_Instructions to follow_
Tally the lines below that contain the string "total". Reply with the count alone.

***** Input material

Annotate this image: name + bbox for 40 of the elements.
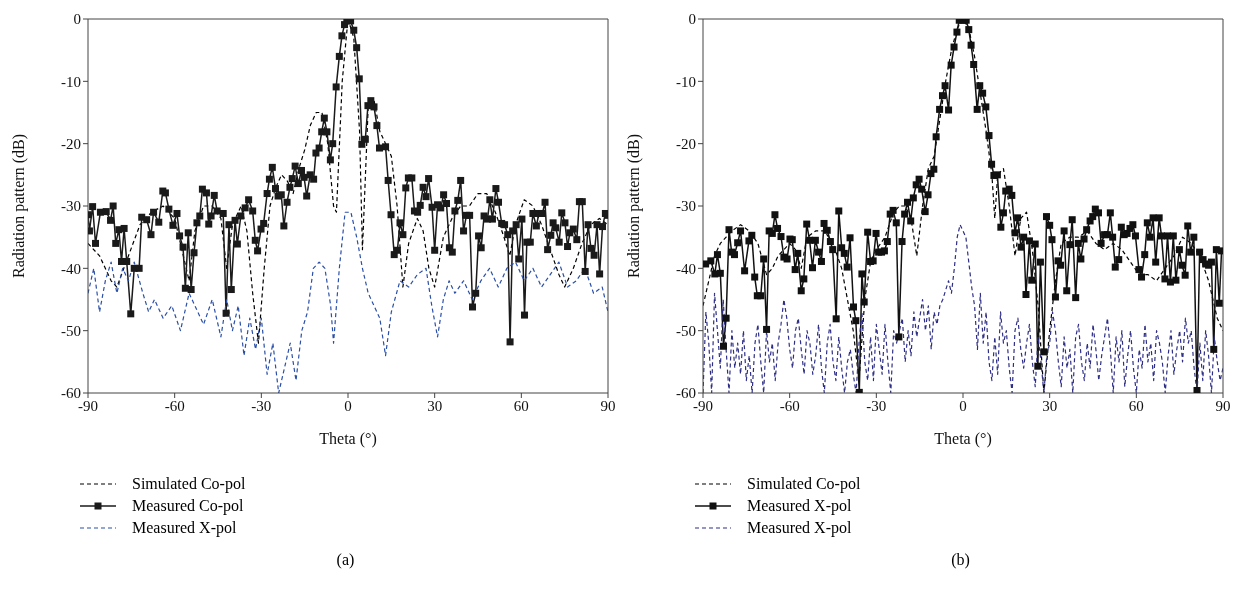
x-tick-label: -30	[251, 397, 272, 414]
y-tick-label: -30	[61, 198, 81, 215]
y-tick-label: -40	[61, 260, 81, 277]
x-tick-label: -30	[866, 397, 887, 414]
x-tick-label: 30	[1042, 397, 1058, 414]
y-tick-label: -40	[676, 260, 696, 277]
legend-label: Measured X-pol	[747, 519, 852, 537]
y-axis-title: Radiation pattern (dB)	[624, 134, 643, 278]
x-tick-label: 0	[959, 397, 967, 414]
y-tick-label: -30	[676, 198, 696, 215]
y-tick-label: -60	[676, 385, 696, 402]
x-tick-label: -60	[164, 397, 185, 414]
y-tick-label: 0	[73, 11, 81, 28]
x-tick-label: 0	[344, 397, 352, 414]
x-tick-label: 30	[427, 397, 443, 414]
x-tick-label: 90	[1215, 397, 1231, 414]
legend-label: Measured X-pol	[132, 519, 237, 537]
y-tick-label: -50	[676, 322, 696, 339]
legend-label: Simulated Co-pol	[747, 475, 861, 493]
x-tick-label: 60	[513, 397, 529, 414]
x-tick-label: 60	[1128, 397, 1144, 414]
x-tick-label: -60	[779, 397, 800, 414]
legend-label: Measured X-pol	[747, 497, 852, 515]
y-tick-label: 0	[688, 11, 696, 28]
text: (b)	[950, 551, 971, 569]
legend-label: Measured Co-pol	[132, 497, 244, 515]
legend-label: Simulated Co-pol	[132, 475, 246, 493]
x-tick-label: 90	[600, 397, 616, 414]
y-tick-label: -20	[676, 135, 696, 152]
y-tick-label: -10	[676, 73, 696, 90]
y-tick-label: -60	[61, 385, 81, 402]
x-tick-label: -90	[78, 397, 98, 414]
y-tick-label: -50	[61, 322, 81, 339]
y-tick-label: -10	[61, 73, 81, 90]
x-tick-label: -90	[693, 397, 713, 414]
x-axis-title: Theta (°)	[319, 430, 377, 448]
text: (a)	[335, 551, 356, 569]
x-axis-title: Theta (°)	[934, 430, 992, 448]
y-tick-label: -20	[61, 135, 81, 152]
y-axis-title: Radiation pattern (dB)	[9, 134, 28, 278]
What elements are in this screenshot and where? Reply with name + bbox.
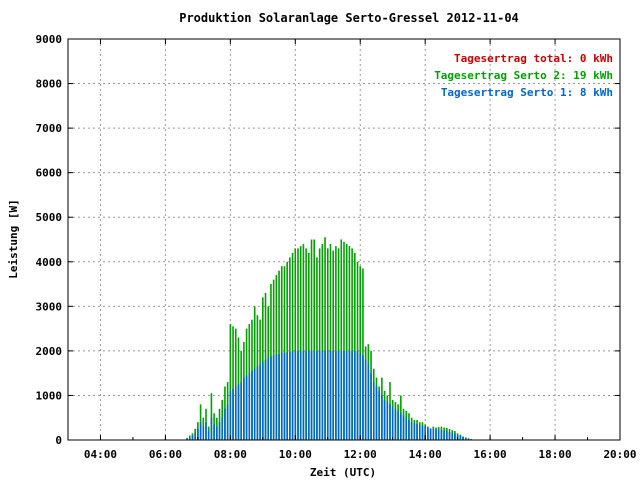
grid — [68, 39, 620, 440]
y-tick-label: 6000 — [36, 167, 63, 180]
y-tick-label: 2000 — [36, 345, 63, 358]
x-tick-label: 14:00 — [409, 448, 442, 461]
chart-title: Produktion Solaranlage Serto-Gressel 201… — [179, 11, 519, 25]
y-axis-label: Leistung [W] — [7, 199, 20, 278]
y-tick-label: 1000 — [36, 389, 63, 402]
y-tick-label: 0 — [55, 434, 62, 447]
x-tick-label: 04:00 — [84, 448, 117, 461]
plot-frame — [67, 38, 621, 441]
legend-entry: Tagesertrag total: 0 kWh — [454, 52, 613, 65]
x-tick-label: 10:00 — [279, 448, 312, 461]
x-tick-label: 12:00 — [344, 448, 377, 461]
x-tick-label: 06:00 — [149, 448, 182, 461]
y-tick-label: 7000 — [36, 122, 63, 135]
x-tick-label: 18:00 — [538, 448, 571, 461]
y-tick-label: 5000 — [36, 211, 63, 224]
y-tick-label: 8000 — [36, 78, 63, 91]
x-tick-label: 16:00 — [474, 448, 507, 461]
y-tick-label: 9000 — [36, 33, 63, 46]
legend-entry: Tagesertrag Serto 2: 19 kWh — [434, 69, 613, 82]
x-tick-label: 20:00 — [603, 448, 636, 461]
legend-entry: Tagesertrag Serto 1: 8 kWh — [441, 86, 613, 99]
x-axis-label: Zeit (UTC) — [310, 466, 376, 479]
x-axis: 04:00 06:00 08:00 10:00 12:00 14:00 16:00 18:00… — [67, 39, 637, 461]
x-tick-label: 08:00 — [214, 448, 247, 461]
y-tick-label: 3000 — [36, 300, 63, 313]
series-serto-1 — [186, 350, 475, 440]
y-tick-label: 4000 — [36, 256, 63, 269]
legend: Tagesertrag total: 0 kWh Tagesertrag Sert… — [434, 52, 613, 99]
y-axis: 0 1000 2000 3000 4000 5000 6000 7000 8000 9000 — [36, 33, 620, 447]
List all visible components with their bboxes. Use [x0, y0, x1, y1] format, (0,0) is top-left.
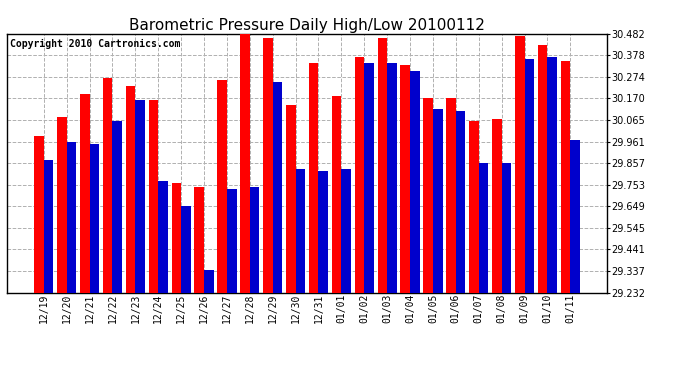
Bar [400, 65, 410, 292]
Bar [34, 136, 43, 292]
Bar [250, 188, 259, 292]
Bar [195, 188, 204, 292]
Bar [204, 270, 214, 292]
Text: Copyright 2010 Cartronics.com: Copyright 2010 Cartronics.com [10, 39, 180, 49]
Bar [263, 38, 273, 292]
Bar [80, 94, 90, 292]
Bar [227, 189, 237, 292]
Bar [469, 121, 479, 292]
Bar [148, 100, 158, 292]
Bar [158, 181, 168, 292]
Bar [571, 140, 580, 292]
Bar [561, 61, 571, 292]
Title: Barometric Pressure Daily High/Low 20100112: Barometric Pressure Daily High/Low 20100… [129, 18, 485, 33]
Bar [217, 80, 227, 292]
Bar [135, 100, 145, 292]
Bar [387, 63, 397, 292]
Bar [479, 162, 489, 292]
Bar [286, 105, 295, 292]
Bar [273, 82, 282, 292]
Bar [295, 169, 305, 292]
Bar [112, 121, 122, 292]
Bar [309, 63, 319, 292]
Bar [43, 160, 53, 292]
Bar [515, 36, 524, 292]
Bar [547, 57, 557, 292]
Bar [364, 63, 374, 292]
Bar [524, 59, 534, 292]
Bar [57, 117, 67, 292]
Bar [424, 98, 433, 292]
Bar [240, 32, 250, 292]
Bar [456, 111, 466, 292]
Bar [377, 38, 387, 292]
Bar [126, 86, 135, 292]
Bar [342, 169, 351, 292]
Bar [410, 71, 420, 292]
Bar [332, 96, 342, 292]
Bar [492, 119, 502, 292]
Bar [319, 171, 328, 292]
Bar [502, 162, 511, 292]
Bar [67, 142, 77, 292]
Bar [433, 109, 442, 292]
Bar [538, 45, 547, 292]
Bar [172, 183, 181, 292]
Bar [90, 144, 99, 292]
Bar [103, 78, 112, 292]
Bar [355, 57, 364, 292]
Bar [446, 98, 456, 292]
Bar [181, 206, 190, 292]
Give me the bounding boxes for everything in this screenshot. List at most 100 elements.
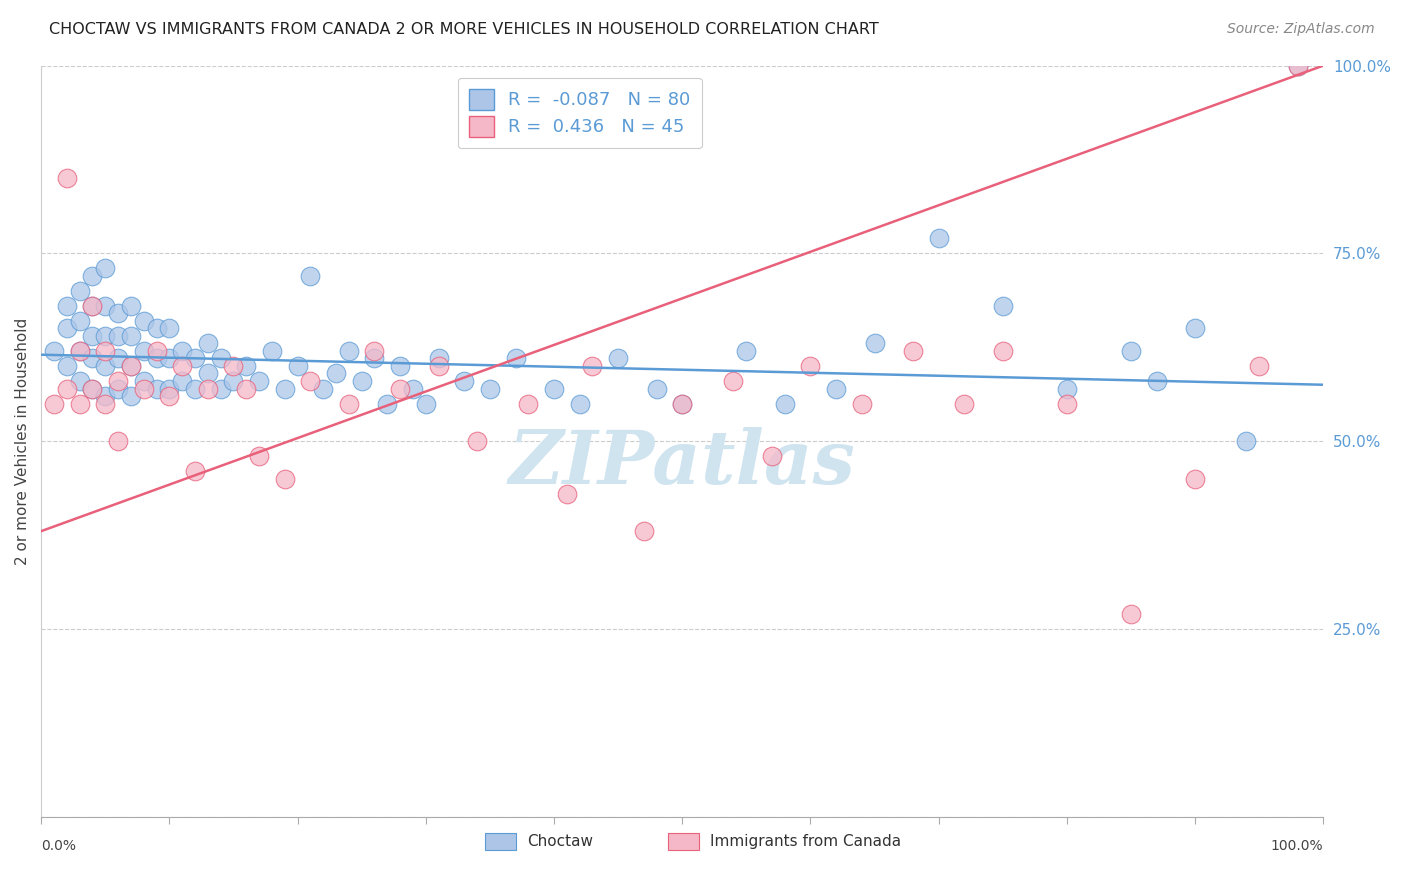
Point <box>55 382 77 396</box>
Point <box>505 351 527 366</box>
Point <box>735 343 758 358</box>
Point <box>312 382 335 396</box>
Point <box>107 329 129 343</box>
Point <box>1249 359 1271 373</box>
Point <box>197 367 219 381</box>
Point <box>132 382 155 396</box>
Point <box>235 359 257 373</box>
Point <box>274 472 297 486</box>
Text: ZIPatlas: ZIPatlas <box>509 427 856 500</box>
Point <box>953 396 976 410</box>
Point <box>145 343 167 358</box>
Point <box>120 329 142 343</box>
Point <box>375 396 398 410</box>
Point <box>107 351 129 366</box>
Point <box>1146 374 1168 388</box>
Point <box>427 351 450 366</box>
Point <box>235 382 257 396</box>
Point <box>851 396 873 410</box>
Text: 0.0%: 0.0% <box>41 838 76 853</box>
Point <box>389 382 412 396</box>
Point <box>543 382 565 396</box>
Point <box>172 343 194 358</box>
Point <box>132 374 155 388</box>
Point <box>42 396 65 410</box>
Point <box>723 374 745 388</box>
Point <box>1184 321 1206 335</box>
Text: 100.0%: 100.0% <box>1271 838 1323 853</box>
Point <box>157 321 180 335</box>
Point <box>363 343 385 358</box>
Point <box>184 382 207 396</box>
Point <box>1056 396 1078 410</box>
Point <box>671 396 693 410</box>
Point <box>274 382 297 396</box>
Point <box>209 382 232 396</box>
Point <box>107 374 129 388</box>
Point <box>120 389 142 403</box>
Y-axis label: 2 or more Vehicles in Household: 2 or more Vehicles in Household <box>15 318 30 565</box>
Point <box>555 486 578 500</box>
Point <box>172 374 194 388</box>
Point <box>197 382 219 396</box>
Point <box>607 351 630 366</box>
Point <box>1056 382 1078 396</box>
Point <box>94 343 117 358</box>
Point <box>645 382 668 396</box>
Point <box>363 351 385 366</box>
Point <box>69 343 91 358</box>
Point <box>94 389 117 403</box>
Point <box>863 336 886 351</box>
Point <box>157 382 180 396</box>
Point <box>145 351 167 366</box>
Point <box>107 382 129 396</box>
Point <box>1119 607 1142 621</box>
Text: CHOCTAW VS IMMIGRANTS FROM CANADA 2 OR MORE VEHICLES IN HOUSEHOLD CORRELATION CH: CHOCTAW VS IMMIGRANTS FROM CANADA 2 OR M… <box>49 22 879 37</box>
Point <box>568 396 591 410</box>
Point <box>901 343 924 358</box>
Point <box>465 434 488 448</box>
Point <box>299 268 322 283</box>
Point <box>415 396 437 410</box>
Point <box>299 374 322 388</box>
Point <box>69 284 91 298</box>
Point <box>120 359 142 373</box>
Point <box>94 329 117 343</box>
Point <box>1184 472 1206 486</box>
Point <box>55 171 77 186</box>
Point <box>82 299 104 313</box>
Point <box>55 359 77 373</box>
Point <box>132 343 155 358</box>
Point <box>82 351 104 366</box>
Point <box>517 396 540 410</box>
Point <box>402 382 425 396</box>
Point <box>247 449 270 463</box>
Point <box>209 351 232 366</box>
Point <box>197 336 219 351</box>
Point <box>69 314 91 328</box>
Point <box>69 343 91 358</box>
Point <box>260 343 283 358</box>
Point <box>1286 59 1309 73</box>
Point <box>1119 343 1142 358</box>
Point <box>222 374 245 388</box>
Point <box>69 396 91 410</box>
Point <box>478 382 501 396</box>
Point <box>55 299 77 313</box>
Point <box>157 351 180 366</box>
Point <box>94 261 117 276</box>
Point <box>350 374 373 388</box>
Point <box>120 359 142 373</box>
Point <box>247 374 270 388</box>
Point <box>107 306 129 320</box>
Point <box>1286 59 1309 73</box>
Point <box>94 359 117 373</box>
Point <box>145 382 167 396</box>
Point <box>184 351 207 366</box>
Point <box>991 343 1014 358</box>
Point <box>82 382 104 396</box>
Point <box>991 299 1014 313</box>
Point <box>671 396 693 410</box>
Point <box>42 343 65 358</box>
Point <box>1234 434 1257 448</box>
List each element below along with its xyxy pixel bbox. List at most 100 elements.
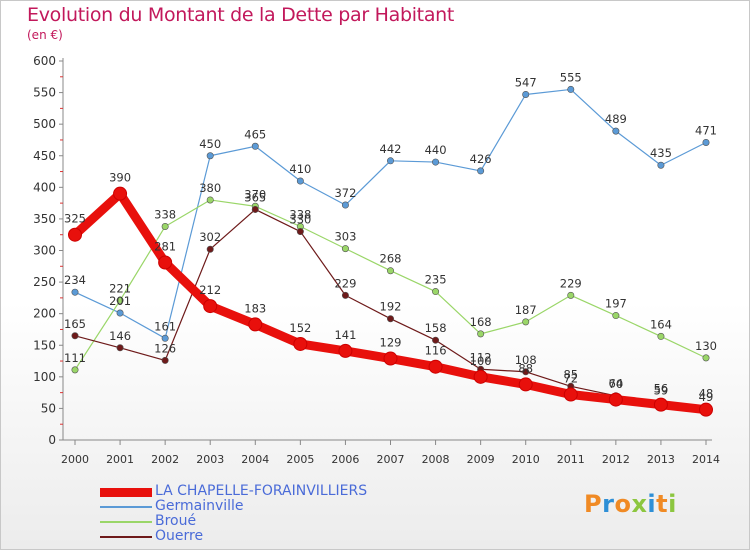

**********

_Solution for this task_
2